EXERCISE = Can the data below be set down again exactly, line for line?

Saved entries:
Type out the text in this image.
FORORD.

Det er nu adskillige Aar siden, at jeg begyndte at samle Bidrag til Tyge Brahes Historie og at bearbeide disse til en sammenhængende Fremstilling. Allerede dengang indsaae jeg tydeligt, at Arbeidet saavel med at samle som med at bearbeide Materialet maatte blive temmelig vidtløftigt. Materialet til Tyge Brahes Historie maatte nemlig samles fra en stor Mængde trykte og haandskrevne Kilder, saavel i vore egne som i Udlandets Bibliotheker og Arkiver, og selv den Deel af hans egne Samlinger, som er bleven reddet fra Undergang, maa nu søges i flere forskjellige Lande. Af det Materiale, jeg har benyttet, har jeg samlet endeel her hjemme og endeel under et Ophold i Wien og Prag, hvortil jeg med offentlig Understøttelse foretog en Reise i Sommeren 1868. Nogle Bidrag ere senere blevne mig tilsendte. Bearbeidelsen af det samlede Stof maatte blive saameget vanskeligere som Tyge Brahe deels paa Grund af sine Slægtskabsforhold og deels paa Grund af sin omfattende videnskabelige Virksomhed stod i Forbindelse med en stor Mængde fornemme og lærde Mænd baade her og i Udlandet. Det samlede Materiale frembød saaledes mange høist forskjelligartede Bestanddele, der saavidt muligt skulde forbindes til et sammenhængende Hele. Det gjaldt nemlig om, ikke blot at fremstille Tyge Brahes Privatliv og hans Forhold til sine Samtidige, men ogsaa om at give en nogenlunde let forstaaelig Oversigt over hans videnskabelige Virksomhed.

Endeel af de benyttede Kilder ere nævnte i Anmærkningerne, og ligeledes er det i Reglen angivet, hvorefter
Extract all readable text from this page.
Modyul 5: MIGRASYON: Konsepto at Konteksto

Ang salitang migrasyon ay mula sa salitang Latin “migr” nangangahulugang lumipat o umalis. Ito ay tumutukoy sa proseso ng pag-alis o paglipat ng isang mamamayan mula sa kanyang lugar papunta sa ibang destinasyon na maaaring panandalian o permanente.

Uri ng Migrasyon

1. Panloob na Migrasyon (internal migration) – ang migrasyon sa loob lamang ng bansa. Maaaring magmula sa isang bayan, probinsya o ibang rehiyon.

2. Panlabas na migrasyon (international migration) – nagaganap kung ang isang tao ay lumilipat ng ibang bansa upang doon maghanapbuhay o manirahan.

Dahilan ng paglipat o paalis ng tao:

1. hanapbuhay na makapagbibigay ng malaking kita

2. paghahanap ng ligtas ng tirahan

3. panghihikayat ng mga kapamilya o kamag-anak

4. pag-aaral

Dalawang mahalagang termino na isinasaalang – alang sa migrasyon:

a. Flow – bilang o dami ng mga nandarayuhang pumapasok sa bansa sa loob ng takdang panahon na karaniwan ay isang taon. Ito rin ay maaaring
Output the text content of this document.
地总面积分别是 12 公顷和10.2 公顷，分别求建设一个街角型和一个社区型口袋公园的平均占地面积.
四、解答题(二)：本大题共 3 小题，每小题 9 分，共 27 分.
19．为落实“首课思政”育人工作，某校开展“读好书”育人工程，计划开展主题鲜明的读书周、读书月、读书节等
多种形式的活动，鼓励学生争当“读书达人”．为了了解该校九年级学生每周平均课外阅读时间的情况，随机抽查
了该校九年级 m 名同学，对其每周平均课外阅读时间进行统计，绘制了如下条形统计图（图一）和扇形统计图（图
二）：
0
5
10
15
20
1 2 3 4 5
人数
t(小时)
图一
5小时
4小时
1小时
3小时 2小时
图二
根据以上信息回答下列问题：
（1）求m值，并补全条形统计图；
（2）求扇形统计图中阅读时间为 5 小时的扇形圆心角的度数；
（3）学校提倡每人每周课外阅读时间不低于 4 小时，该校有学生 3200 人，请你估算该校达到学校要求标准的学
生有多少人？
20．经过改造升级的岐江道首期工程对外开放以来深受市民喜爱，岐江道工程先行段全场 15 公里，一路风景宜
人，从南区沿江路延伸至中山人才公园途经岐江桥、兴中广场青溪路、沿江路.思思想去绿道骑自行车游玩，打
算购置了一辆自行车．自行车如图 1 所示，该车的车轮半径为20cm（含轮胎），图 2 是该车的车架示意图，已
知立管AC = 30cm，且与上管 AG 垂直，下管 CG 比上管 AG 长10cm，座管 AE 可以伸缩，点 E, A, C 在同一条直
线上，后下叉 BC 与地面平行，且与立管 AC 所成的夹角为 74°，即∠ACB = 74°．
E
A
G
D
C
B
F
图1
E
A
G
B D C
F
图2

FINISHED EXERCISE =
Type out the text in this image.
FORORD.

Det er nu adskillige Aar siden, at jeg begyndte at samle Bidrag til Tyge Brahes Historie og at bearbeide disse til en sammenhængende Fremstilling. Allerede dengang indsaae jeg tydeligt, at Arbeidet saavel med at samle som med at bearbeide Materialet maatte blive temmelig vidtløftigt. Materialet til Tyge Brahes Historie maatte nemlig samles fra en stor Mængde trykte og haandskrevne Kilder, saavel i vore egne som i Udlandets Bibliotheker og Arkiver, og selv den Deel af hans egne Samlinger, som er bleven reddet fra Undergang, maa nu søges i flere forskjellige Lande. Af det Materiale, jeg har benyttet, har jeg samlet endeel her hjemme og endeel under et Ophold i Wien og Prag, hvortil jeg med offentlig Understøttelse foretog en Reise i Sommeren 1868. Nogle Bidrag ere senere blevne mig tilsendte. Bearbeidelsen af det samlede Stof maatte blive saameget vanskeligere som Tyge Brahe deels paa Grund af sine Slægtskabsforhold og deels paa Grund af sin omfattende videnskabelige Virksomhed stod i Forbindelse med en stor Mængde fornemme og lærde Mænd baade her og i Udlandet. Det samlede Materiale frembød saaledes mange høist forskjelligartede Bestanddele, der saavidt muligt skulde forbindes til et sammenhængende Hele. Det gjaldt nemlig om, ikke blot at fremstille Tyge Brahes Privatliv og hans Forhold til sine Samtidige, men ogsaa om at give en nogenlunde let forstaaelig Oversigt over hans videnskabelige Virksomhed.

Endeel af de benyttede Kilder ere nævnte i Anmærkningerne, og ligeledes er det i Reglen angivet, hvorefter
Extract all readable text from this page.
Modyul 5: MIGRASYON: Konsepto at Konteksto

Ang salitang migrasyon ay mula sa salitang Latin “migr” nangangahulugang lumipat o umalis. Ito ay tumutukoy sa proseso ng pag-alis o paglipat ng isang mamamayan mula sa kanyang lugar papunta sa ibang destinasyon na maaaring panandalian o permanente.

Uri ng Migrasyon

1. Panloob na Migrasyon (internal migration) – ang migrasyon sa loob lamang ng bansa. Maaaring magmula sa isang bayan, probinsya o ibang rehiyon.

2. Panlabas na migrasyon (international migration) – nagaganap kung ang isang tao ay lumilipat ng ibang bansa upang doon maghanapbuhay o manirahan.

Dahilan ng paglipat o paalis ng tao:

1. hanapbuhay na makapagbibigay ng malaking kita

2. paghahanap ng ligtas ng tirahan

3. panghihikayat ng mga kapamilya o kamag-anak

4. pag-aaral

Dalawang mahalagang termino na isinasaalang – alang sa migrasyon:

a. Flow – bilang o dami ng mga nandarayuhang pumapasok sa bansa sa loob ng takdang panahon na karaniwan ay isang taon. Ito rin ay maaaring
Output the text content of this document.
地总面积分别是 12 公顷和10.2 公顷，分别求建设一个街角型和一个社区型口袋公园的平均占地面积.
四、解答题(二)：本大题共 3 小题，每小题 9 分，共 27 分.
19．为落实“首课思政”育人工作，某校开展“读好书”育人工程，计划开展主题鲜明的读书周、读书月、读书节等
多种形式的活动，鼓励学生争当“读书达人”．为了了解该校九年级学生每周平均课外阅读时间的情况，随机抽查
了该校九年级 m 名同学，对其每周平均课外阅读时间进行统计，绘制了如下条形统计图（图一）和扇形统计图（图
二）：
0
5
10
15
20
1 2 3 4 5
人数
t(小时)
图一
5小时
4小时
1小时
3小时 2小时
图二
根据以上信息回答下列问题：
（1）求m值，并补全条形统计图；
（2）求扇形统计图中阅读时间为 5 小时的扇形圆心角的度数；
（3）学校提倡每人每周课外阅读时间不低于 4 小时，该校有学生 3200 人，请你估算该校达到学校要求标准的学
生有多少人？
20．经过改造升级的岐江道首期工程对外开放以来深受市民喜爱，岐江道工程先行段全场 15 公里，一路风景宜
人，从南区沿江路延伸至中山人才公园途经岐江桥、兴中广场青溪路、沿江路.思思想去绿道骑自行车游玩，打
算购置了一辆自行车．自行车如图 1 所示，该车的车轮半径为20cm（含轮胎），图 2 是该车的车架示意图，已
知立管AC = 30cm，且与上管 AG 垂直，下管 CG 比上管 AG 长10cm，座管 AE 可以伸缩，点 E, A, C 在同一条直
线上，后下叉 BC 与地面平行，且与立管 AC 所成的夹角为 74°，即∠ACB = 74°．
E
A
G
D
C
B
F
图1
E
A
G
B D C
F
图2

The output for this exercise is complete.